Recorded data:
"""

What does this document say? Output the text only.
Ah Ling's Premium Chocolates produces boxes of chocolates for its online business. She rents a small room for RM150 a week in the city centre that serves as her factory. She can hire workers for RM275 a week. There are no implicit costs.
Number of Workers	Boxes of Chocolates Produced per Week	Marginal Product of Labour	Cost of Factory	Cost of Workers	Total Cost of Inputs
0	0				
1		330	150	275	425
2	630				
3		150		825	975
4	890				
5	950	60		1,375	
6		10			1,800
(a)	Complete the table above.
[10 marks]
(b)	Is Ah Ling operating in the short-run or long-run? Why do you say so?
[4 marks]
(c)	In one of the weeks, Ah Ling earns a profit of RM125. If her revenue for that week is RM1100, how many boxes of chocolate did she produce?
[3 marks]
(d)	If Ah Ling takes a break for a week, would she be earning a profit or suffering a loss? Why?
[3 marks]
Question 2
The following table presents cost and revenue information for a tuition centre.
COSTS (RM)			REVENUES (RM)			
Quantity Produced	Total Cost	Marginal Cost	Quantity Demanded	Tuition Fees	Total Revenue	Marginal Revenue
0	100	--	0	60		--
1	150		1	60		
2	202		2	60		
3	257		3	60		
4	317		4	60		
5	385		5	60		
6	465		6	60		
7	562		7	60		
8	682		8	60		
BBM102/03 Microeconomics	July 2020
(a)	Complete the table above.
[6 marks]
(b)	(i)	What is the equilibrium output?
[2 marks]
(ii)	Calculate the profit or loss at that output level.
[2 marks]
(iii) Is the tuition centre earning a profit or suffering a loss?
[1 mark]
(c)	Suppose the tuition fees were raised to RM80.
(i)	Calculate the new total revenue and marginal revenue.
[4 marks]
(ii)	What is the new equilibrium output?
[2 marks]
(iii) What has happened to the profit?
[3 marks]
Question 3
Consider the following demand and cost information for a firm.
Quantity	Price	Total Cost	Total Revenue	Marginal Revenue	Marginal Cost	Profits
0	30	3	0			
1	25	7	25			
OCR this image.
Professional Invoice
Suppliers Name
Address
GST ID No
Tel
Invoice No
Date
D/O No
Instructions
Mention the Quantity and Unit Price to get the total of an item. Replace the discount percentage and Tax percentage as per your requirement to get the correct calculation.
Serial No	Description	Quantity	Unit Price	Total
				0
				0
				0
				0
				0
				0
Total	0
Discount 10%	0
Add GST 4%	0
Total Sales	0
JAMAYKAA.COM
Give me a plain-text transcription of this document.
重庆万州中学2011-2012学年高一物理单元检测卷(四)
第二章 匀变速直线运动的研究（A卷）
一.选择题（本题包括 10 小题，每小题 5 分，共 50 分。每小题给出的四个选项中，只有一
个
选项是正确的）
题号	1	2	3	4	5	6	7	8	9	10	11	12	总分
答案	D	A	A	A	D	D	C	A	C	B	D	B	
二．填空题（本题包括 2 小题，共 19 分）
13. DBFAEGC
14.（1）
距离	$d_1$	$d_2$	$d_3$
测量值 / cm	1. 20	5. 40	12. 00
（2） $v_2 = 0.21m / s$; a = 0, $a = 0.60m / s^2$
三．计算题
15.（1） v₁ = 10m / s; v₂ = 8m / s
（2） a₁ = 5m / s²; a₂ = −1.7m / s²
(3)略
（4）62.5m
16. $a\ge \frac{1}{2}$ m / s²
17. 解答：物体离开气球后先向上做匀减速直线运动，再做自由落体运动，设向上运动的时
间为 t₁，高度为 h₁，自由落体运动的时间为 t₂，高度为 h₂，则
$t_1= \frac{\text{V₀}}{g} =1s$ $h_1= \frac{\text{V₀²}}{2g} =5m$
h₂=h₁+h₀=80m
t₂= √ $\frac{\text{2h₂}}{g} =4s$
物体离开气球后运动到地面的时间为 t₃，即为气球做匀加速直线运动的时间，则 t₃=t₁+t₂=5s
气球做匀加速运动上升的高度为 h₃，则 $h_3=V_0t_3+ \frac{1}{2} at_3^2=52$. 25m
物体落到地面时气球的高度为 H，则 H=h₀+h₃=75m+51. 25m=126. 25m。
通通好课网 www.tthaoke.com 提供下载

"""

WHAT THE TASK ASKS: Return every record above exactly as it appears.

RESPONSE TO THE TASK:
What does this document say? Output the text only.
Ah Ling's Premium Chocolates produces boxes of chocolates for its online business. She rents a small room for RM150 a week in the city centre that serves as her factory. She can hire workers for RM275 a week. There are no implicit costs.
Number of Workers	Boxes of Chocolates Produced per Week	Marginal Product of Labour	Cost of Factory	Cost of Workers	Total Cost of Inputs
0	0				
1		330	150	275	425
2	630				
3		150		825	975
4	890				
5	950	60		1,375	
6		10			1,800
(a)	Complete the table above.
[10 marks]
(b)	Is Ah Ling operating in the short-run or long-run? Why do you say so?
[4 marks]
(c)	In one of the weeks, Ah Ling earns a profit of RM125. If her revenue for that week is RM1100, how many boxes of chocolate did she produce?
[3 marks]
(d)	If Ah Ling takes a break for a week, would she be earning a profit or suffering a loss? Why?
[3 marks]
Question 2
The following table presents cost and revenue information for a tuition centre.
COSTS (RM)			REVENUES (RM)			
Quantity Produced	Total Cost	Marginal Cost	Quantity Demanded	Tuition Fees	Total Revenue	Marginal Revenue
0	100	--	0	60		--
1	150		1	60		
2	202		2	60		
3	257		3	60		
4	317		4	60		
5	385		5	60		
6	465		6	60		
7	562		7	60		
8	682		8	60		
BBM102/03 Microeconomics	July 2020
(a)	Complete the table above.
[6 marks]
(b)	(i)	What is the equilibrium output?
[2 marks]
(ii)	Calculate the profit or loss at that output level.
[2 marks]
(iii) Is the tuition centre earning a profit or suffering a loss?
[1 mark]
(c)	Suppose the tuition fees were raised to RM80.
(i)	Calculate the new total revenue and marginal revenue.
[4 marks]
(ii)	What is the new equilibrium output?
[2 marks]
(iii) What has happened to the profit?
[3 marks]
Question 3
Consider the following demand and cost information for a firm.
Quantity	Price	Total Cost	Total Revenue	Marginal Revenue	Marginal Cost	Profits
0	30	3	0			
1	25	7	25			
OCR this image.
Professional Invoice
Suppliers Name
Address
GST ID No
Tel
Invoice No
Date
D/O No
Instructions
Mention the Quantity and Unit Price to get the total of an item. Replace the discount percentage and Tax percentage as per your requirement to get the correct calculation.
Serial No	Description	Quantity	Unit Price	Total
				0
				0
				0
				0
				0
				0
Total	0
Discount 10%	0
Add GST 4%	0
Total Sales	0
JAMAYKAA.COM
Give me a plain-text transcription of this document.
重庆万州中学2011-2012学年高一物理单元检测卷(四)
第二章 匀变速直线运动的研究（A卷）
一.选择题（本题包括 10 小题，每小题 5 分，共 50 分。每小题给出的四个选项中，只有一
个
选项是正确的）
题号	1	2	3	4	5	6	7	8	9	10	11	12	总分
答案	D	A	A	A	D	D	C	A	C	B	D	B	
二．填空题（本题包括 2 小题，共 19 分）
13. DBFAEGC
14.（1）
距离	$d_1$	$d_2$	$d_3$
测量值 / cm	1. 20	5. 40	12. 00
（2） $v_2 = 0.21m / s$; a = 0, $a = 0.60m / s^2$
三．计算题
15.（1） v₁ = 10m / s; v₂ = 8m / s
（2） a₁ = 5m / s²; a₂ = −1.7m / s²
(3)略
（4）62.5m
16. $a\ge \frac{1}{2}$ m / s²
17. 解答：物体离开气球后先向上做匀减速直线运动，再做自由落体运动，设向上运动的时
间为 t₁，高度为 h₁，自由落体运动的时间为 t₂，高度为 h₂，则
$t_1= \frac{\text{V₀}}{g} =1s$ $h_1= \frac{\text{V₀²}}{2g} =5m$
h₂=h₁+h₀=80m
t₂= √ $\frac{\text{2h₂}}{g} =4s$
物体离开气球后运动到地面的时间为 t₃，即为气球做匀加速直线运动的时间，则 t₃=t₁+t₂=5s
气球做匀加速运动上升的高度为 h₃，则 $h_3=V_0t_3+ \frac{1}{2} at_3^2=52$. 25m
物体落到地面时气球的高度为 H，则 H=h₀+h₃=75m+51. 25m=126. 25m。
通通好课网 www.tthaoke.com 提供下载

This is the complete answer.